══ Data extract

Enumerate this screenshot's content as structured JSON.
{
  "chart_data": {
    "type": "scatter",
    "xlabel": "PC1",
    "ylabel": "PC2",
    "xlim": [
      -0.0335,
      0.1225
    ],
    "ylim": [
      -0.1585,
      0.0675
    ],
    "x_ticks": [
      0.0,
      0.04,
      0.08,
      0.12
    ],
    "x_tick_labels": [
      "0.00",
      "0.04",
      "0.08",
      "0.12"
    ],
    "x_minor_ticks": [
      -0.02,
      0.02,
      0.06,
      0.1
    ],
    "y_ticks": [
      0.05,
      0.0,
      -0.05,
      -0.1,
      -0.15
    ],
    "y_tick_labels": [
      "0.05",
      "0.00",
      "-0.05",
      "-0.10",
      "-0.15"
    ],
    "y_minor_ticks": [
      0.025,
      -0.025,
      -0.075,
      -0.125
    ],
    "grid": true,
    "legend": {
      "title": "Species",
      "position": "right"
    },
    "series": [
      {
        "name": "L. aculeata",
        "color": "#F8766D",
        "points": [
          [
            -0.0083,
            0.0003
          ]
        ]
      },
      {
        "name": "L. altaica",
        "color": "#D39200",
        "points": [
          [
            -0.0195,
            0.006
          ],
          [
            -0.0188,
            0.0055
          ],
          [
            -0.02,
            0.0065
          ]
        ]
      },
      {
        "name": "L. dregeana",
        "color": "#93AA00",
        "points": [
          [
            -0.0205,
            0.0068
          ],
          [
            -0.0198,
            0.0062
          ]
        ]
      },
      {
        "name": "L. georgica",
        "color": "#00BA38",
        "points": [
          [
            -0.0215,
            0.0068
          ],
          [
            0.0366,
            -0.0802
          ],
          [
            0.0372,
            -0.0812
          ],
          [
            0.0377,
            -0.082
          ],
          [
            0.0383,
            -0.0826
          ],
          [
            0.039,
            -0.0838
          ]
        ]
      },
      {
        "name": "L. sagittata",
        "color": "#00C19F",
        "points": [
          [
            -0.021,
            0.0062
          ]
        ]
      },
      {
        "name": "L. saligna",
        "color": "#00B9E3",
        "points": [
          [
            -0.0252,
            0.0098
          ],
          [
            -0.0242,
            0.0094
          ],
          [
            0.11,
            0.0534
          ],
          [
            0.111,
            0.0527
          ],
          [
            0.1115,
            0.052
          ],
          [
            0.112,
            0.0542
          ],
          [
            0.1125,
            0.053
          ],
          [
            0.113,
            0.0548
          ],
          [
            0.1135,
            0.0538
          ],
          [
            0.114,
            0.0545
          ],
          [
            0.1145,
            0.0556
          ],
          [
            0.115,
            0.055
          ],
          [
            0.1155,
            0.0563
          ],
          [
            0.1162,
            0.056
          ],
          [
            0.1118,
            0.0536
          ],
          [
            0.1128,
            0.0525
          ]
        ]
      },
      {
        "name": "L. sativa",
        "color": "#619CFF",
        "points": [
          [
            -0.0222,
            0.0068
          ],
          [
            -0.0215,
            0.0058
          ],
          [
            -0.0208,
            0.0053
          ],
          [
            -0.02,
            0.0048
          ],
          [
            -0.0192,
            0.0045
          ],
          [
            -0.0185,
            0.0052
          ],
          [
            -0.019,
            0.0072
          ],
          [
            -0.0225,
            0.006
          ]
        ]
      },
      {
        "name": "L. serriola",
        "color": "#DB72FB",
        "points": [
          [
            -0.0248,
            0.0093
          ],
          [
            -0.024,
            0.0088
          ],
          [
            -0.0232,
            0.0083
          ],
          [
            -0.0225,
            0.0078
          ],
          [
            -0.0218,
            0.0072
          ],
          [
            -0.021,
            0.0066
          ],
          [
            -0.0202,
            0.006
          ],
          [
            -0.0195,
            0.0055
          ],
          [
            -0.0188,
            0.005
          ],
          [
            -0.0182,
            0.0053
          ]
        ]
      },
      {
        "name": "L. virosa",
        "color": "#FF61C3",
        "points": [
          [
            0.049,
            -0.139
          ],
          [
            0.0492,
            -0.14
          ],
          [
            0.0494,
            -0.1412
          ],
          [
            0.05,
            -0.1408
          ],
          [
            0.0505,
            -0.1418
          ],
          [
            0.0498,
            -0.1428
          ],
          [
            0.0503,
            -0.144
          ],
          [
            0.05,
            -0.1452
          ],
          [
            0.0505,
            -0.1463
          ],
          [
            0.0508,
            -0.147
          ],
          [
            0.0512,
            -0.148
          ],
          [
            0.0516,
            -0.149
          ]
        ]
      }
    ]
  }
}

════

Would you give the material above again, complete and exact?

Enumerate this screenshot's content as structured JSON.
{
  "chart_data": {
    "type": "scatter",
    "xlabel": "PC1",
    "ylabel": "PC2",
    "xlim": [
      -0.0335,
      0.1225
    ],
    "ylim": [
      -0.1585,
      0.0675
    ],
    "x_ticks": [
      0.0,
      0.04,
      0.08,
      0.12
    ],
    "x_tick_labels": [
      "0.00",
      "0.04",
      "0.08",
      "0.12"
    ],
    "x_minor_ticks": [
      -0.02,
      0.02,
      0.06,
      0.1
    ],
    "y_ticks": [
      0.05,
      0.0,
      -0.05,
      -0.1,
      -0.15
    ],
    "y_tick_labels": [
      "0.05",
      "0.00",
      "-0.05",
      "-0.10",
      "-0.15"
    ],
    "y_minor_ticks": [
      0.025,
      -0.025,
      -0.075,
      -0.125
    ],
    "grid": true,
    "legend": {
      "title": "Species",
      "position": "right"
    },
    "series": [
      {
        "name": "L. aculeata",
        "color": "#F8766D",
        "points": [
          [
            -0.0083,
            0.0003
          ]
        ]
      },
      {
        "name": "L. altaica",
        "color": "#D39200",
        "points": [
          [
            -0.0195,
            0.006
          ],
          [
            -0.0188,
            0.0055
          ],
          [
            -0.02,
            0.0065
          ]
        ]
      },
      {
        "name": "L. dregeana",
        "color": "#93AA00",
        "points": [
          [
            -0.0205,
            0.0068
          ],
          [
            -0.0198,
            0.0062
          ]
        ]
      },
      {
        "name": "L. georgica",
        "color": "#00BA38",
        "points": [
          [
            -0.0215,
            0.0068
          ],
          [
            0.0366,
            -0.0802
          ],
          [
            0.0372,
            -0.0812
          ],
          [
            0.0377,
            -0.082
          ],
          [
            0.0383,
            -0.0826
          ],
          [
            0.039,
            -0.0838
          ]
        ]
      },
      {
        "name": "L. sagittata",
        "color": "#00C19F",
        "points": [
          [
            -0.021,
            0.0062
          ]
        ]
      },
      {
        "name": "L. saligna",
        "color": "#00B9E3",
        "points": [
          [
            -0.0252,
            0.0098
          ],
          [
            -0.0242,
            0.0094
          ],
          [
            0.11,
            0.0534
          ],
          [
            0.111,
            0.0527
          ],
          [
            0.1115,
            0.052
          ],
          [
            0.112,
            0.0542
          ],
          [
            0.1125,
            0.053
          ],
          [
            0.113,
            0.0548
          ],
          [
            0.1135,
            0.0538
          ],
          [
            0.114,
            0.0545
          ],
          [
            0.1145,
            0.0556
          ],
          [
            0.115,
            0.055
          ],
          [
            0.1155,
            0.0563
          ],
          [
            0.1162,
            0.056
          ],
          [
            0.1118,
            0.0536
          ],
          [
            0.1128,
            0.0525
          ]
        ]
      },
      {
        "name": "L. sativa",
        "color": "#619CFF",
        "points": [
          [
            -0.0222,
            0.0068
          ],
          [
            -0.0215,
            0.0058
          ],
          [
            -0.0208,
            0.0053
          ],
          [
            -0.02,
            0.0048
          ],
          [
            -0.0192,
            0.0045
          ],
          [
            -0.0185,
            0.0052
          ],
          [
            -0.019,
            0.0072
          ],
          [
            -0.0225,
            0.006
          ]
        ]
      },
      {
        "name": "L. serriola",
        "color": "#DB72FB",
        "points": [
          [
            -0.0248,
            0.0093
          ],
          [
            -0.024,
            0.0088
          ],
          [
            -0.0232,
            0.0083
          ],
          [
            -0.0225,
            0.0078
          ],
          [
            -0.0218,
            0.0072
          ],
          [
            -0.021,
            0.0066
          ],
          [
            -0.0202,
            0.006
          ],
          [
            -0.0195,
            0.0055
          ],
          [
            -0.0188,
            0.005
          ],
          [
            -0.0182,
            0.0053
          ]
        ]
      },
      {
        "name": "L. virosa",
        "color": "#FF61C3",
        "points": [
          [
            0.049,
            -0.139
          ],
          [
            0.0492,
            -0.14
          ],
          [
            0.0494,
            -0.1412
          ],
          [
            0.05,
            -0.1408
          ],
          [
            0.0505,
            -0.1418
          ],
          [
            0.0498,
            -0.1428
          ],
          [
            0.0503,
            -0.144
          ],
          [
            0.05,
            -0.1452
          ],
          [
            0.0505,
            -0.1463
          ],
          [
            0.0508,
            -0.147
          ],
          [
            0.0512,
            -0.148
          ],
          [
            0.0516,
            -0.149
          ]
        ]
      }
    ]
  }
}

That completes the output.